> _YOUR GOAL_: The entries below need to be written out exactly, with no pictures included.

> _SUPPLIED DATA_:

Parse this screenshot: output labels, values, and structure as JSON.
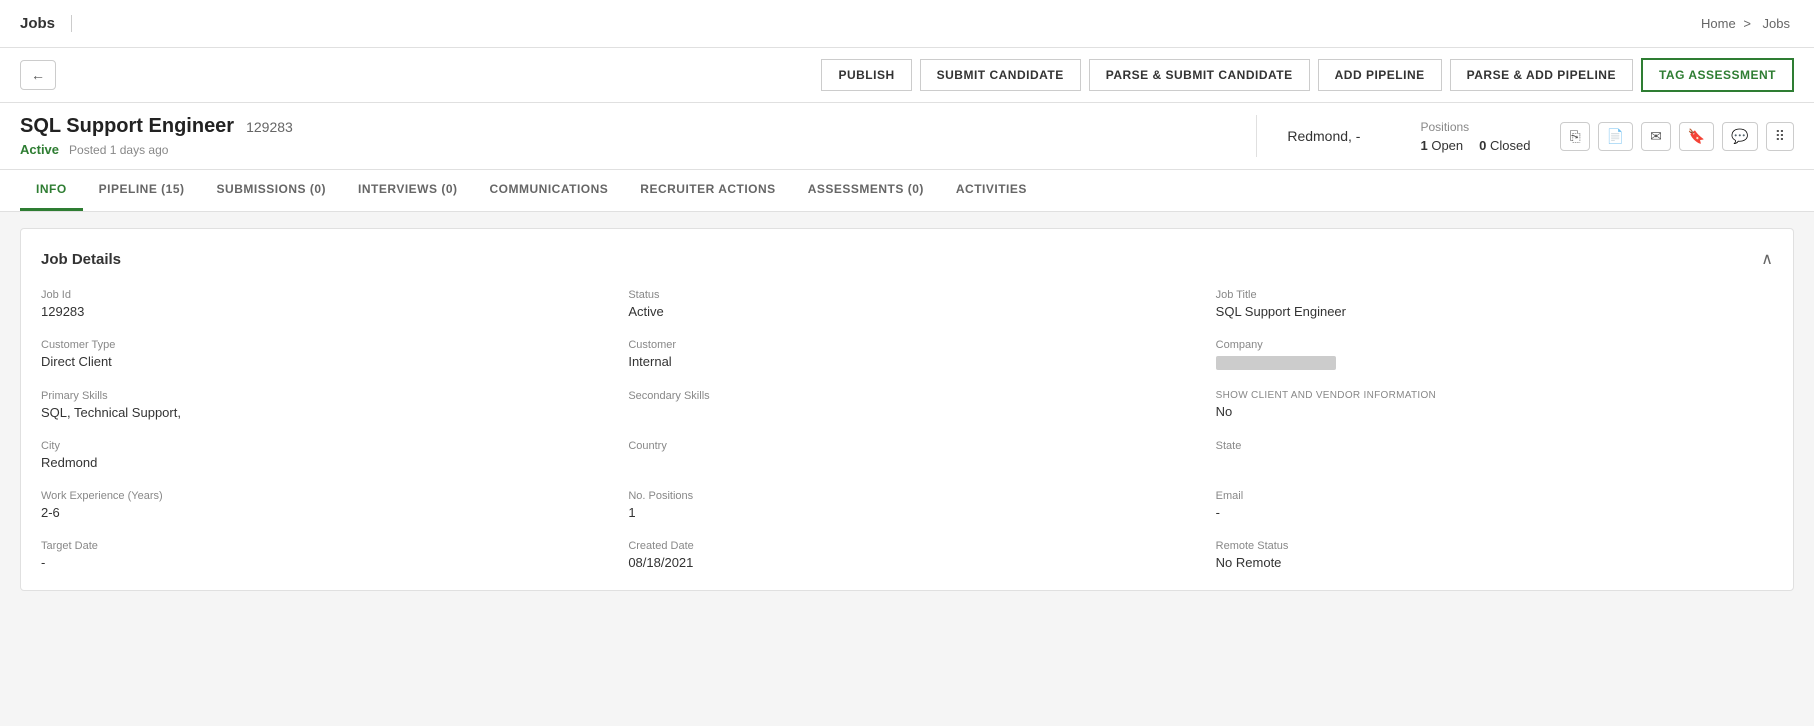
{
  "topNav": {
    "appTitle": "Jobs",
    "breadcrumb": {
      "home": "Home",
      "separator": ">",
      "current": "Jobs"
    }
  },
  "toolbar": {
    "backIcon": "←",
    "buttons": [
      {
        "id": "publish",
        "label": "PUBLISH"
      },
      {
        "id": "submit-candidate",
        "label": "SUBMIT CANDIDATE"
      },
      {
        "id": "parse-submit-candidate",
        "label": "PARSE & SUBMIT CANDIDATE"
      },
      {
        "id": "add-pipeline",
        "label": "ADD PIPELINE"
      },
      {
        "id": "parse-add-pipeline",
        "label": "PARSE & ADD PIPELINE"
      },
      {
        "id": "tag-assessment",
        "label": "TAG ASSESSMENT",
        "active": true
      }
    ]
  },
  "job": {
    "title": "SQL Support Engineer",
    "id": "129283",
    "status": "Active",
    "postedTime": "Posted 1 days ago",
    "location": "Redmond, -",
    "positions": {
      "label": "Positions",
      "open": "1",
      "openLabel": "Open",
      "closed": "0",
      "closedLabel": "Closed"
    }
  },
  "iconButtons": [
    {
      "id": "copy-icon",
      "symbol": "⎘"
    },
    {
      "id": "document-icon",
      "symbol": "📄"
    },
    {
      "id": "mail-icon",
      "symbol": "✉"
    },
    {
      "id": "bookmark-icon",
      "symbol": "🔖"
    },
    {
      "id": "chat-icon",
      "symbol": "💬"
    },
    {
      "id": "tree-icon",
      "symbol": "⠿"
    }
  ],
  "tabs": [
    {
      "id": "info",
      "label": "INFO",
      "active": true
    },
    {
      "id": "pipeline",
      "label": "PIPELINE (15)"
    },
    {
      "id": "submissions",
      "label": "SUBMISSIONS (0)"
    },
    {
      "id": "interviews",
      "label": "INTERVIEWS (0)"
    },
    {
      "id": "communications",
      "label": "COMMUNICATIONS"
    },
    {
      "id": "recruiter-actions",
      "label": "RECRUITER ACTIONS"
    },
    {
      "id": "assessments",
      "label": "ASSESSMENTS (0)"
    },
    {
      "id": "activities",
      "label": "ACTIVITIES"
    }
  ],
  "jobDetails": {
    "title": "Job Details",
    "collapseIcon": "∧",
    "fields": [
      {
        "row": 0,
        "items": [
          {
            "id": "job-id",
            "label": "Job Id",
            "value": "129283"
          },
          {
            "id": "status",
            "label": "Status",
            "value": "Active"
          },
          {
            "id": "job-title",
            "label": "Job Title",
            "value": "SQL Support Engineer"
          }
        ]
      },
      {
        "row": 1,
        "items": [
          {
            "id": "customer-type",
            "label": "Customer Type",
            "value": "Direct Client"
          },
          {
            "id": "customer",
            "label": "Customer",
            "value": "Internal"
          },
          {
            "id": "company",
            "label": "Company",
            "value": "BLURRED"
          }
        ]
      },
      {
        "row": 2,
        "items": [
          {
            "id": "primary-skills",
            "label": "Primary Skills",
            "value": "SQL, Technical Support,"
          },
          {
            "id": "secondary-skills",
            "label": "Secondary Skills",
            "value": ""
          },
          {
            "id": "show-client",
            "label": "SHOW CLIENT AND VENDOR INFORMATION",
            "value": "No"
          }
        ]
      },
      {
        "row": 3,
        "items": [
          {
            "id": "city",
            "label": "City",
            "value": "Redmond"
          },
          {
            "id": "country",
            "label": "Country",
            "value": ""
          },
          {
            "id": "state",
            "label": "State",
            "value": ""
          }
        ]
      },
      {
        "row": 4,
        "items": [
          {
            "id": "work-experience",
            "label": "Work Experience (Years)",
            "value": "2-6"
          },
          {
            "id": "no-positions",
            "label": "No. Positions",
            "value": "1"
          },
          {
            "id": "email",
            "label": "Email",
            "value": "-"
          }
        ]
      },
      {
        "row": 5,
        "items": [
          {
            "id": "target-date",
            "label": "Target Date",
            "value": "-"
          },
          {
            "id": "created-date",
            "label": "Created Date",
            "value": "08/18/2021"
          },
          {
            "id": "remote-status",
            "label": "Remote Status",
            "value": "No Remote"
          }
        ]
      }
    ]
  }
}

> _FULL OUTPUT_:
Parse this screenshot: output labels, values, and structure as JSON.
{
  "topNav": {
    "appTitle": "Jobs",
    "breadcrumb": {
      "home": "Home",
      "separator": ">",
      "current": "Jobs"
    }
  },
  "toolbar": {
    "backIcon": "←",
    "buttons": [
      {
        "id": "publish",
        "label": "PUBLISH"
      },
      {
        "id": "submit-candidate",
        "label": "SUBMIT CANDIDATE"
      },
      {
        "id": "parse-submit-candidate",
        "label": "PARSE & SUBMIT CANDIDATE"
      },
      {
        "id": "add-pipeline",
        "label": "ADD PIPELINE"
      },
      {
        "id": "parse-add-pipeline",
        "label": "PARSE & ADD PIPELINE"
      },
      {
        "id": "tag-assessment",
        "label": "TAG ASSESSMENT",
        "active": true
      }
    ]
  },
  "job": {
    "title": "SQL Support Engineer",
    "id": "129283",
    "status": "Active",
    "postedTime": "Posted 1 days ago",
    "location": "Redmond, -",
    "positions": {
      "label": "Positions",
      "open": "1",
      "openLabel": "Open",
      "closed": "0",
      "closedLabel": "Closed"
    }
  },
  "iconButtons": [
    {
      "id": "copy-icon",
      "symbol": "⎘"
    },
    {
      "id": "document-icon",
      "symbol": "📄"
    },
    {
      "id": "mail-icon",
      "symbol": "✉"
    },
    {
      "id": "bookmark-icon",
      "symbol": "🔖"
    },
    {
      "id": "chat-icon",
      "symbol": "💬"
    },
    {
      "id": "tree-icon",
      "symbol": "⠿"
    }
  ],
  "tabs": [
    {
      "id": "info",
      "label": "INFO",
      "active": true
    },
    {
      "id": "pipeline",
      "label": "PIPELINE (15)"
    },
    {
      "id": "submissions",
      "label": "SUBMISSIONS (0)"
    },
    {
      "id": "interviews",
      "label": "INTERVIEWS (0)"
    },
    {
      "id": "communications",
      "label": "COMMUNICATIONS"
    },
    {
      "id": "recruiter-actions",
      "label": "RECRUITER ACTIONS"
    },
    {
      "id": "assessments",
      "label": "ASSESSMENTS (0)"
    },
    {
      "id": "activities",
      "label": "ACTIVITIES"
    }
  ],
  "jobDetails": {
    "title": "Job Details",
    "collapseIcon": "∧",
    "fields": [
      {
        "row": 0,
        "items": [
          {
            "id": "job-id",
            "label": "Job Id",
            "value": "129283"
          },
          {
            "id": "status",
            "label": "Status",
            "value": "Active"
          },
          {
            "id": "job-title",
            "label": "Job Title",
            "value": "SQL Support Engineer"
          }
        ]
      },
      {
        "row": 1,
        "items": [
          {
            "id": "customer-type",
            "label": "Customer Type",
            "value": "Direct Client"
          },
          {
            "id": "customer",
            "label": "Customer",
            "value": "Internal"
          },
          {
            "id": "company",
            "label": "Company",
            "value": "BLURRED"
          }
        ]
      },
      {
        "row": 2,
        "items": [
          {
            "id": "primary-skills",
            "label": "Primary Skills",
            "value": "SQL, Technical Support,"
          },
          {
            "id": "secondary-skills",
            "label": "Secondary Skills",
            "value": ""
          },
          {
            "id": "show-client",
            "label": "SHOW CLIENT AND VENDOR INFORMATION",
            "value": "No"
          }
        ]
      },
      {
        "row": 3,
        "items": [
          {
            "id": "city",
            "label": "City",
            "value": "Redmond"
          },
          {
            "id": "country",
            "label": "Country",
            "value": ""
          },
          {
            "id": "state",
            "label": "State",
            "value": ""
          }
        ]
      },
      {
        "row": 4,
        "items": [
          {
            "id": "work-experience",
            "label": "Work Experience (Years)",
            "value": "2-6"
          },
          {
            "id": "no-positions",
            "label": "No. Positions",
            "value": "1"
          },
          {
            "id": "email",
            "label": "Email",
            "value": "-"
          }
        ]
      },
      {
        "row": 5,
        "items": [
          {
            "id": "target-date",
            "label": "Target Date",
            "value": "-"
          },
          {
            "id": "created-date",
            "label": "Created Date",
            "value": "08/18/2021"
          },
          {
            "id": "remote-status",
            "label": "Remote Status",
            "value": "No Remote"
          }
        ]
      }
    ]
  }
}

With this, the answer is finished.